Provided information ->
· · ·
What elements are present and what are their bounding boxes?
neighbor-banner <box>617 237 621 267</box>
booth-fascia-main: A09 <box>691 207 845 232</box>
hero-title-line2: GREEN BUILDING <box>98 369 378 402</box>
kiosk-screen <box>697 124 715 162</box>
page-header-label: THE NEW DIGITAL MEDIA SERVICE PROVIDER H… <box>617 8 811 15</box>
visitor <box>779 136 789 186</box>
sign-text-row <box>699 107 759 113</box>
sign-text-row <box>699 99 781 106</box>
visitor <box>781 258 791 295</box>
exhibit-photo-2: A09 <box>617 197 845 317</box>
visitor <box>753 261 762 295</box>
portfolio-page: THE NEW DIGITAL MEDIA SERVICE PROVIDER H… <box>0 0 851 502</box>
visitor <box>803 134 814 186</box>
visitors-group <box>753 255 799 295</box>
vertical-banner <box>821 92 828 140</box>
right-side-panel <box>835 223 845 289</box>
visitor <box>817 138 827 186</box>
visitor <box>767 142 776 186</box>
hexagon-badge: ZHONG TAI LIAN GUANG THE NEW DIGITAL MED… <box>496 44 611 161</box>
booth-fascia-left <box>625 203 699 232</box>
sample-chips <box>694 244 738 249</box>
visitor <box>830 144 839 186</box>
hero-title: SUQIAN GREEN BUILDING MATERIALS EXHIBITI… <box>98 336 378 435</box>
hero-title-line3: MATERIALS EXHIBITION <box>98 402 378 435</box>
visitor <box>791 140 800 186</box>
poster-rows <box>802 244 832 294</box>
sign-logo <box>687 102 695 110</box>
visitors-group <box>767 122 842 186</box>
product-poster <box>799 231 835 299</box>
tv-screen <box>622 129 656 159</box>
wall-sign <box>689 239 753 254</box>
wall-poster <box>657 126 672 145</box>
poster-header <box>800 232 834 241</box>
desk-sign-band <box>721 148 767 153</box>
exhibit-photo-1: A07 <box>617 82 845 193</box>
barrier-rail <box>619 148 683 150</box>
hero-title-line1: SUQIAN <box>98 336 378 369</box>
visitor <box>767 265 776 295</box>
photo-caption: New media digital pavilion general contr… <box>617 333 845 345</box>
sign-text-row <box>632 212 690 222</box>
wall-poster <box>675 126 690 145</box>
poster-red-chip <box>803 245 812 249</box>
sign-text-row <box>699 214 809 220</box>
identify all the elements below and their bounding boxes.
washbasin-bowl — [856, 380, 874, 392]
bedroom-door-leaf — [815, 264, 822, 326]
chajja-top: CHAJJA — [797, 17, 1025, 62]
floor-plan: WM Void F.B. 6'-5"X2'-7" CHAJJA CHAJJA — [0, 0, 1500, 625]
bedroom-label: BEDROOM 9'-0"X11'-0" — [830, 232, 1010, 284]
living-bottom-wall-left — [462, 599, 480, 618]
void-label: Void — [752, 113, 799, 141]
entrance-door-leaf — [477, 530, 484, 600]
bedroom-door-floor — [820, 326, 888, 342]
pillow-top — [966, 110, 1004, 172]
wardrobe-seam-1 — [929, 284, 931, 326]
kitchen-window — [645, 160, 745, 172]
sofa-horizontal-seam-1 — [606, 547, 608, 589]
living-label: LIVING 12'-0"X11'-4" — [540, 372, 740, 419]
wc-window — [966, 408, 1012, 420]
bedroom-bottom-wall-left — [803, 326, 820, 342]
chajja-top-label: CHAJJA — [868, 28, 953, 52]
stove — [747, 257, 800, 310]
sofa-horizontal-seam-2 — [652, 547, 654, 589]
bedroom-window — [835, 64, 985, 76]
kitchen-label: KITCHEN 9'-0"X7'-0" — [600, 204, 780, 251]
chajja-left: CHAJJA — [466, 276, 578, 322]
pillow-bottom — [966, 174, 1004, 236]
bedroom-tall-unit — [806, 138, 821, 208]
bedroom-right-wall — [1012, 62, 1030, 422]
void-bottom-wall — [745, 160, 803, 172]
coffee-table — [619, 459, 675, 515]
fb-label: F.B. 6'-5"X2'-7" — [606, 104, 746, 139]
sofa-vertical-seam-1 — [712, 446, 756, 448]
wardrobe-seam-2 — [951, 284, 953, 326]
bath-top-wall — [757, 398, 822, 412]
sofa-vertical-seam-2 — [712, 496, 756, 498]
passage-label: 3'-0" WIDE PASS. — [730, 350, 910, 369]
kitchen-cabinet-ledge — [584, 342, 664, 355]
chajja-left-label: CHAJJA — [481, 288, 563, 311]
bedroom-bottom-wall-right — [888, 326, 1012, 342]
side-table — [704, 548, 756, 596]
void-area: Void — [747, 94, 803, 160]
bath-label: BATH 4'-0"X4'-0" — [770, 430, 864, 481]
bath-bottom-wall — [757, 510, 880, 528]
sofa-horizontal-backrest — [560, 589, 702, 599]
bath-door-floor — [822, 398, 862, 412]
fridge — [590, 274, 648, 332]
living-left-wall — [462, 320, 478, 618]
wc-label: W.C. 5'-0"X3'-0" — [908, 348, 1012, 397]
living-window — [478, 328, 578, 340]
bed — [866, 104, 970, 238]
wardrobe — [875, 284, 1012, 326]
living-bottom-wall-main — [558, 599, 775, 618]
· · ·
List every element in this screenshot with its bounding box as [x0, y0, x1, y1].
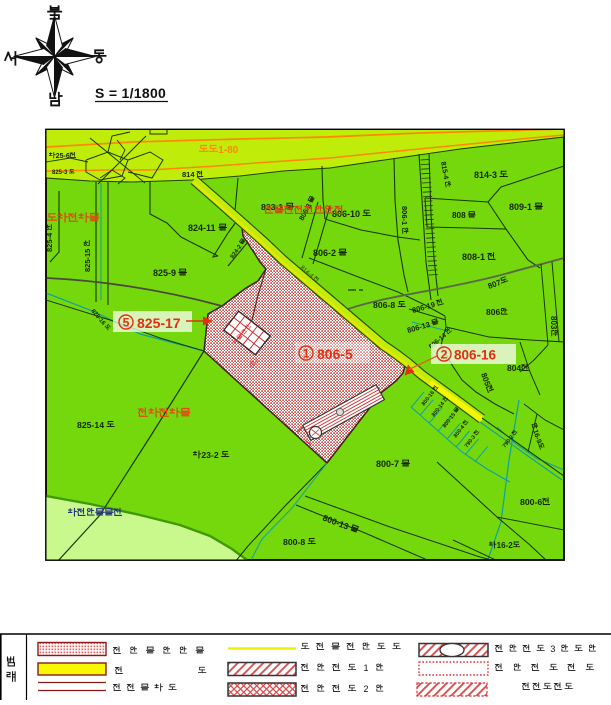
· · ·
Problem to work on ->
Express everything from the line containing "What elements are" down to the line containing "kiosk-screen <box>697 124 715 162</box>", both included, as a two-column CSV with the columns instruction and output. Give one line for each request, and put its text and its answer each in a single quoted field, with line breaks replaced by spaces.

Response below ->
instruction,output
"What elements are present and what are their bounding boxes?","neighbor-banner <box>617 237 621 267</box> booth-fascia-main: A09 <box>691 207 845 232</box> hero-title-line2: GREEN BUILDING <box>98 369 378 402</box> kiosk-screen <box>697 124 715 162</box>"